Items from a dataset
§ §
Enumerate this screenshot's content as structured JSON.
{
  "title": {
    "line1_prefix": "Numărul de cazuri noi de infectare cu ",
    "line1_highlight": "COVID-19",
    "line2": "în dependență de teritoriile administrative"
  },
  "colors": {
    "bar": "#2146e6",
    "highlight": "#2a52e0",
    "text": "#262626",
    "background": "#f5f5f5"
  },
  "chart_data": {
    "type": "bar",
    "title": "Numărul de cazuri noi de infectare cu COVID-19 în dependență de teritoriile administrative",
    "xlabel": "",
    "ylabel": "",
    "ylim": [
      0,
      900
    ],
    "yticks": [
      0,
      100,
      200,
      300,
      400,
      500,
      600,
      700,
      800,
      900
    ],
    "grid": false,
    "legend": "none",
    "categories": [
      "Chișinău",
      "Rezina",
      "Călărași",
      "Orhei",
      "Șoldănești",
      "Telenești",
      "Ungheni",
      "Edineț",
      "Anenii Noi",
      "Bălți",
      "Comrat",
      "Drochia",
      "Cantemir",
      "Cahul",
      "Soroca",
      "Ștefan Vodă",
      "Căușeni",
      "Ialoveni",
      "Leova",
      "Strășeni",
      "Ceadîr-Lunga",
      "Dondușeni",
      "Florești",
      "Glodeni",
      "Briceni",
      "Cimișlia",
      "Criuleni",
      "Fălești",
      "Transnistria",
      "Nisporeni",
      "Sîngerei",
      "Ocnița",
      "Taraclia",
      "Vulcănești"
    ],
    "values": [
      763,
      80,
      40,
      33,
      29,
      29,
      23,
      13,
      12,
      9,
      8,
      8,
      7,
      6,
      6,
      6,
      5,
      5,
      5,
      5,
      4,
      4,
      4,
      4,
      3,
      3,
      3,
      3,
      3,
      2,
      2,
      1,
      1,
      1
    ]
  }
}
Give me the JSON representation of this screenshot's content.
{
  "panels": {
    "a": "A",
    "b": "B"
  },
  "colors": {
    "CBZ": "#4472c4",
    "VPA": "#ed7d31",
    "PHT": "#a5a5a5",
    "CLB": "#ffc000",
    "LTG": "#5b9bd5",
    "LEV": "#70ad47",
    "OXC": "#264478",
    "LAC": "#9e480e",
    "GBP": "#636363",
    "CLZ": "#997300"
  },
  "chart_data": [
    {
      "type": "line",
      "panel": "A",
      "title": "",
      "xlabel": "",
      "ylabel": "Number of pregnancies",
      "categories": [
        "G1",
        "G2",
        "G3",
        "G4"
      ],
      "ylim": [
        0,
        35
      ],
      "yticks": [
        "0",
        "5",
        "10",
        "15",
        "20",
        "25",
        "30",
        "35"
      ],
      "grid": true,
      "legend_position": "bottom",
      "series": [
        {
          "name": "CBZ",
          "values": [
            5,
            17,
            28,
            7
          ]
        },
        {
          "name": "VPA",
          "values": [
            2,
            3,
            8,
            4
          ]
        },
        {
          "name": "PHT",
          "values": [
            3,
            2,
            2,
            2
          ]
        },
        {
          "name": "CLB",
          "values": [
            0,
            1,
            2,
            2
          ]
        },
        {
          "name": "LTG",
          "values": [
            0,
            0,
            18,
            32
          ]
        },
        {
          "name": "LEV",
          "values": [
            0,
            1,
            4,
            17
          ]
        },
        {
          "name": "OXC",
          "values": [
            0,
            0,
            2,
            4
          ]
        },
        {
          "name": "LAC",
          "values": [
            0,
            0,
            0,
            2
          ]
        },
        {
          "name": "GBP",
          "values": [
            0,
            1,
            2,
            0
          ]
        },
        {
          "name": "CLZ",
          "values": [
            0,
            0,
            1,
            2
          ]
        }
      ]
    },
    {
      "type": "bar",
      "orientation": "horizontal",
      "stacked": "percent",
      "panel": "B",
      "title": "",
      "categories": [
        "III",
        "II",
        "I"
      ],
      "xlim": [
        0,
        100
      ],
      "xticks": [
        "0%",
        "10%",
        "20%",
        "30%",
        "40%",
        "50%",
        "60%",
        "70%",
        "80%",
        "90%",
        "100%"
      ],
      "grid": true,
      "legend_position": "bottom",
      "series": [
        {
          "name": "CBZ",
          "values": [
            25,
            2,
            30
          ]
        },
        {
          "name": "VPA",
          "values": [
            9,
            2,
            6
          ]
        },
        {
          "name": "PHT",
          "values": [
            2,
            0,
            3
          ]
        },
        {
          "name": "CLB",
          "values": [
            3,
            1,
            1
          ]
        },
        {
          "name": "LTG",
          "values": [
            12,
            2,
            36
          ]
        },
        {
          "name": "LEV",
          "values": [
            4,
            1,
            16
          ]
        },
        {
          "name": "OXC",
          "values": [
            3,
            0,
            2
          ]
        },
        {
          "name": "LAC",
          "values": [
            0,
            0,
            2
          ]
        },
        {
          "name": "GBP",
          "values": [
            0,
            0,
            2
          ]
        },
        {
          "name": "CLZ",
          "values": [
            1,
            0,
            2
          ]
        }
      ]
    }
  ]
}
§ §
* INSTRUCTIONS FOR THE TASK: Check each line of the data above for the string "JSON", then report how many lines have it, with no other words.

* RESPONSE BELOW: 2